What is asked
Count the lines in the records below that contain the word "บภาษ", and reply with only that number.

--- BEGIN ---

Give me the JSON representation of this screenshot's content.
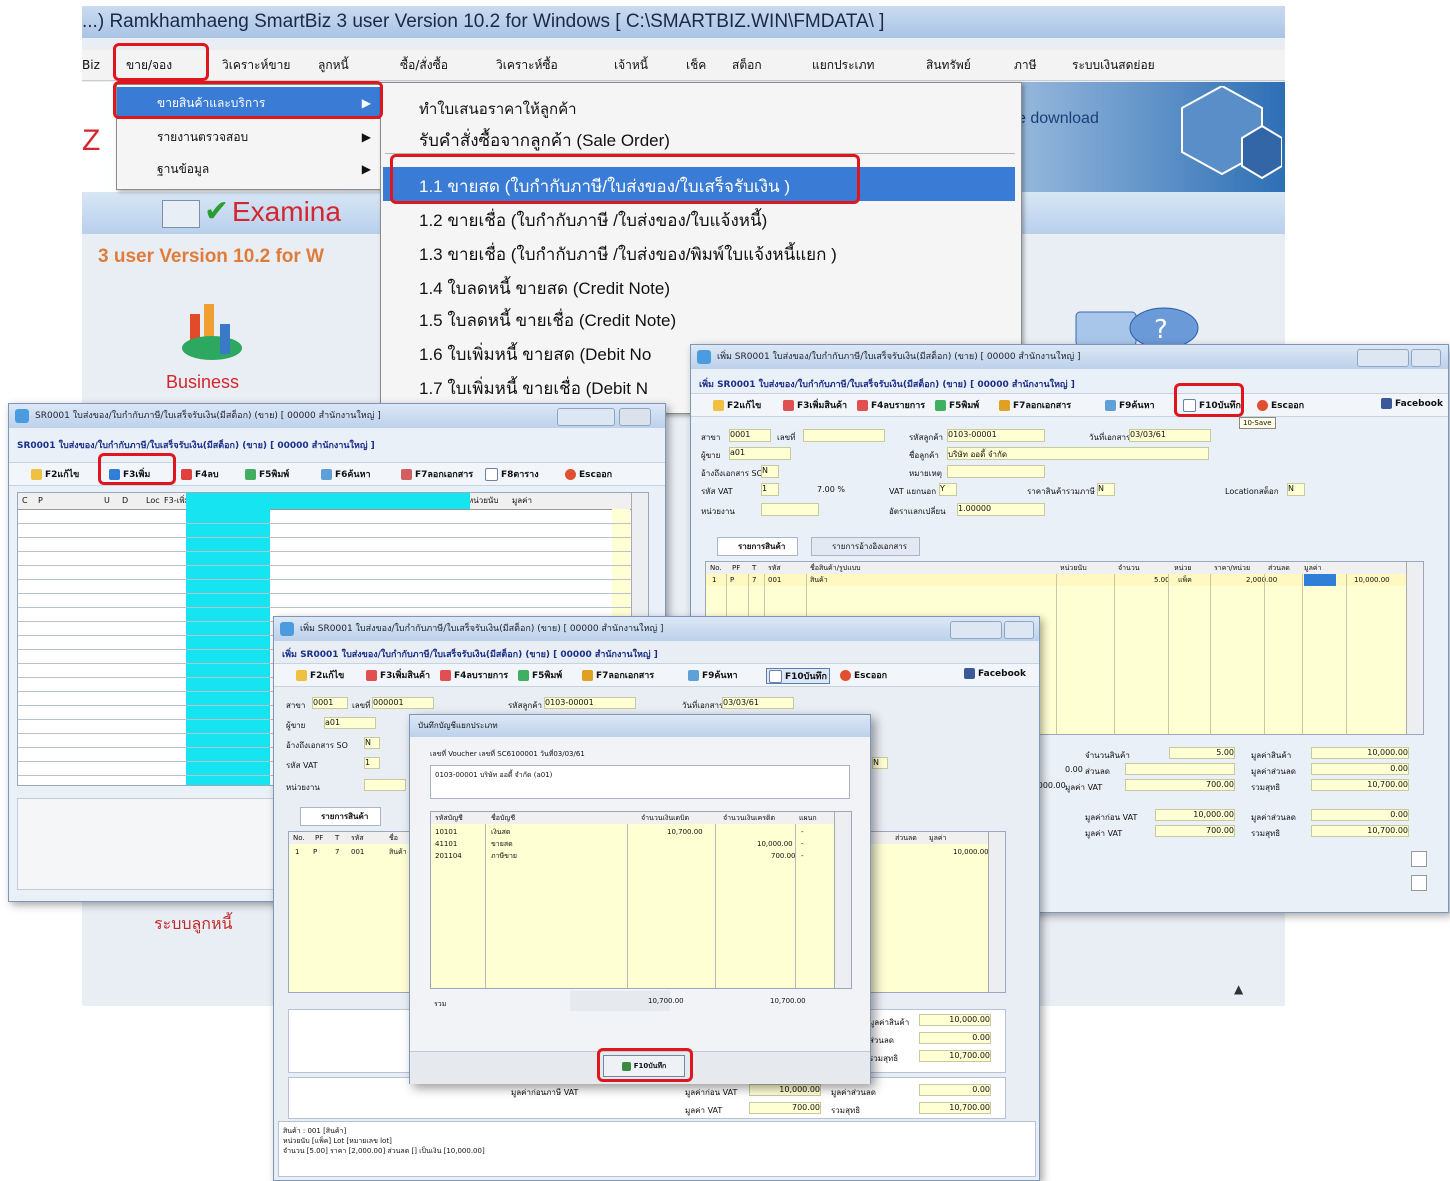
{
  "main_window": {
    "title": "...) Ramkhamhaeng SmartBiz 3 user Version 10.2 for Windows [ C:\\SMARTBIZ.WIN\\FMDATA\\ ]",
    "menu": [
      "Biz",
      "ขาย/จอง",
      "วิเคราะห์ขาย",
      "ลูกหนี้",
      "ซื้อ/สั่งซื้อ",
      "วิเคราะห์ซื้อ",
      "เจ้าหนี้",
      "เช็ค",
      "สต็อก",
      "แยกประเภท",
      "สินทรัพย์",
      "ภาษี",
      "ระบบเงินสดย่อย"
    ],
    "dropdown": [
      "ขายสินค้าและบริการ",
      "รายงานตรวจสอบ",
      "ฐานข้อมูล"
    ],
    "submenu": [
      "ทำใบเสนอราคาให้ลูกค้า",
      "รับคำสั่งซื้อจากลูกค้า (Sale Order)",
      "1.1 ขายสด (ใบกำกับภาษี/ใบส่งของ/ใบเสร็จรับเงิน )",
      "1.2 ขายเชื่อ (ใบกำกับภาษี /ใบส่งของ/ใบแจ้งหนี้)",
      "1.3 ขายเชื่อ (ใบกำกับภาษี /ใบส่งของ/พิมพ์ใบแจ้งหนี้แยก )",
      "1.4 ใบลดหนี้ ขายสด (Credit Note)",
      "1.5 ใบลดหนี้ ขายเชื่อ (Credit Note)",
      "1.6 ใบเพิ่มหนี้ ขายสด (Debit No",
      "1.7 ใบเพิ่มหนี้ ขายเชื่อ (Debit N"
    ],
    "banner_left": "Z",
    "banner_right": "e download",
    "examination": "Examina",
    "version_text": "3 user Version 10.2 for W",
    "business_label": "Business",
    "ar_label": "ระบบลูกหนี้"
  },
  "win_list": {
    "title": "SR0001 ใบส่งของ/ใบกำกับภาษี/ใบเสร็จรับเงิน(มีสต็อก) (ขาย) [ 00000 สำนักงานใหญ่ ]",
    "subtitle": "SR0001 ใบส่งของ/ใบกำกับภาษี/ใบเสร็จรับเงิน(มีสต็อก) (ขาย) [ 00000 สำนักงานใหญ่ ]",
    "toolbar": [
      "F2แก้ไข",
      "F3เพิ่ม",
      "F4ลบ",
      "F5พิมพ์",
      "F6ค้นหา",
      "F7ลอกเอกสาร",
      "F8ตาราง",
      "Escออก"
    ],
    "columns": [
      "C",
      "P",
      "",
      "U",
      "D",
      "Loc",
      "F3-เพิ่ม",
      "",
      "",
      "",
      "หน่วยนับ",
      "มูลค่า"
    ]
  },
  "win_edit": {
    "title": "เพิ่ม SR0001 ใบส่งของ/ใบกำกับภาษี/ใบเสร็จรับเงิน(มีสต็อก) (ขาย) [ 00000 สำนักงานใหญ่ ]",
    "subtitle": "เพิ่ม SR0001 ใบส่งของ/ใบกำกับภาษี/ใบเสร็จรับเงิน(มีสต็อก) (ขาย) [ 00000 สำนักงานใหญ่ ]",
    "toolbar": [
      "F2แก้ไข",
      "F3เพิ่มสินค้า",
      "F4ลบรายการ",
      "F5พิมพ์",
      "F7ลอกเอกสาร",
      "F9ค้นหา",
      "F10บันทึก",
      "Escออก",
      "Facebook"
    ],
    "tooltip": "10-Save",
    "fields": {
      "lbl_branch": "สาขา",
      "branch": "0001",
      "lbl_docno": "เลขที่",
      "lbl_customer": "รหัสลูกค้า",
      "customer": "0103-00001",
      "lbl_date": "วันที่เอกสาร",
      "date": "03/03/61",
      "lbl_salesman": "ผู้ขาย",
      "salesman": "a01",
      "lbl_custname": "ชื่อลูกค้า",
      "custname": "บริษัท ออดี้ จำกัด",
      "lbl_ref": "อ้างถึงเอกสาร SO",
      "ref": "N",
      "lbl_note": "หมายเหตุ",
      "lbl_vat": "รหัส VAT",
      "vat_code": "1",
      "vat_rate": "7.00 %",
      "lbl_vattype": "VAT แยกนอก",
      "vattype": "Y",
      "lbl_pricetype": "ราคาสินค้ารวมภาษี",
      "pricetype": "N",
      "lbl_stock": "Locationสต็อก",
      "stock": "N",
      "lbl_project": "หน่วยงาน",
      "lbl_rate": "อัตราแลกเปลี่ยน",
      "rate": "1.00000"
    },
    "tabs": [
      "รายการสินค้า",
      "รายการอ้างอิงเอกสาร"
    ],
    "grid_columns": [
      "No.",
      "PF",
      "T",
      "รหัส",
      "ชื่อสินค้า/รูปแบบ",
      "หน่วยนับ",
      "จำนวน",
      "หน่วย",
      "ราคา/หน่วย",
      "ส่วนลด",
      "มูลค่า"
    ],
    "grid_row": {
      "no": "1",
      "pf": "P",
      "t": "7",
      "code": "001",
      "name": "สินค้า",
      "qty": "5.00",
      "unit": "แพ็ค",
      "price": "2,000.00",
      "amount": "10,000.00"
    },
    "summary": {
      "r1": [
        "จำนวนสินค้า",
        "5.00",
        "มูลค่าสินค้า",
        "10,000.00"
      ],
      "r2": [
        "0.00",
        "ส่วนลด",
        "มูลค่าส่วนลด",
        "0.00"
      ],
      "r3": [
        "10,000.00",
        "มูลค่า VAT",
        "700.00",
        "รวมสุทธิ",
        "10,700.00"
      ],
      "r4": [
        "มูลค่าก่อน VAT",
        "10,000.00",
        "มูลค่าส่วนลด",
        "0.00"
      ],
      "r5": [
        "มูลค่า VAT",
        "700.00",
        "รวมสุทธิ",
        "10,700.00"
      ]
    }
  },
  "win_front": {
    "title": "เพิ่ม SR0001 ใบส่งของ/ใบกำกับภาษี/ใบเสร็จรับเงิน(มีสต็อก) (ขาย) [ 00000 สำนักงานใหญ่ ]",
    "subtitle": "เพิ่ม SR0001 ใบส่งของ/ใบกำกับภาษี/ใบเสร็จรับเงิน(มีสต็อก) (ขาย) [ 00000 สำนักงานใหญ่ ]",
    "toolbar": [
      "F2แก้ไข",
      "F3เพิ่มสินค้า",
      "F4ลบรายการ",
      "F5พิมพ์",
      "F7ลอกเอกสาร",
      "F9ค้นหา",
      "F10บันทึก",
      "Escออก",
      "Facebook"
    ],
    "fields": {
      "branch": "0001",
      "docno": "000001",
      "customer": "0103-00001",
      "date": "03/03/61",
      "salesman": "a01",
      "ref": "N",
      "vat_code": "1",
      "vattype": "N"
    },
    "grid_header": [
      "No.",
      "PF",
      "T",
      "รหัส",
      "ชื่อ",
      "ส่วนลด",
      "มูลค่า"
    ],
    "grid_row": [
      "1",
      "P",
      "7",
      "001",
      "สินค้า",
      "10,000.00"
    ],
    "summary": [
      [
        "มูลค่าสินค้า",
        "10,000.00"
      ],
      [
        "ส่วนลด",
        "0.00"
      ],
      [
        "รวมสุทธิ",
        "10,700.00"
      ]
    ],
    "summary2": [
      [
        "มูลค่าก่อนภาษี VAT",
        "10,000.00",
        "มูลค่าส่วนลด",
        "0.00"
      ],
      [
        "มูลค่า VAT",
        "700.00",
        "รวมสุทธิ",
        "10,700.00"
      ]
    ],
    "footer": [
      "สินค้า : 001 [สินค้า]",
      "หน่วยนับ [แพ็ค] Lot [หมายเลข lot]",
      "จำนวน [5.00] ราคา [2,000.00] ส่วนลด [] เป็นเงิน [10,000.00]"
    ]
  },
  "dialog": {
    "title": "บันทึกบัญชีแยกประเภท",
    "voucher": "เลขที่ Voucher เลขที่ SC6100001 วันที่03/03/61",
    "desc": "0103-00001 บริษัท ออดี้ จำกัด (a01)",
    "columns": [
      "รหัสบัญชี",
      "ชื่อบัญชี",
      "จำนวนเงินเดบิต",
      "จำนวนเงินเครดิต",
      "แผนก"
    ],
    "rows": [
      [
        "10101",
        "เงินสด",
        "10,700.00",
        "",
        "-"
      ],
      [
        "41101",
        "ขายสด",
        "",
        "10,000.00",
        "-"
      ],
      [
        "201104",
        "ภาษีขาย",
        "",
        "700.00",
        "-"
      ]
    ],
    "total_label": "รวม",
    "total_debit": "10,700.00",
    "total_credit": "10,700.00",
    "ok_button": "F10บันทึก"
  },
  "colors": {
    "highlight": "#e0161e",
    "title_text": "#1a2f8a",
    "menu_select": "#3a7bd5",
    "cyan": "#16e4f0",
    "field": "#ffffd4"
  }
}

--- END ---

Result
9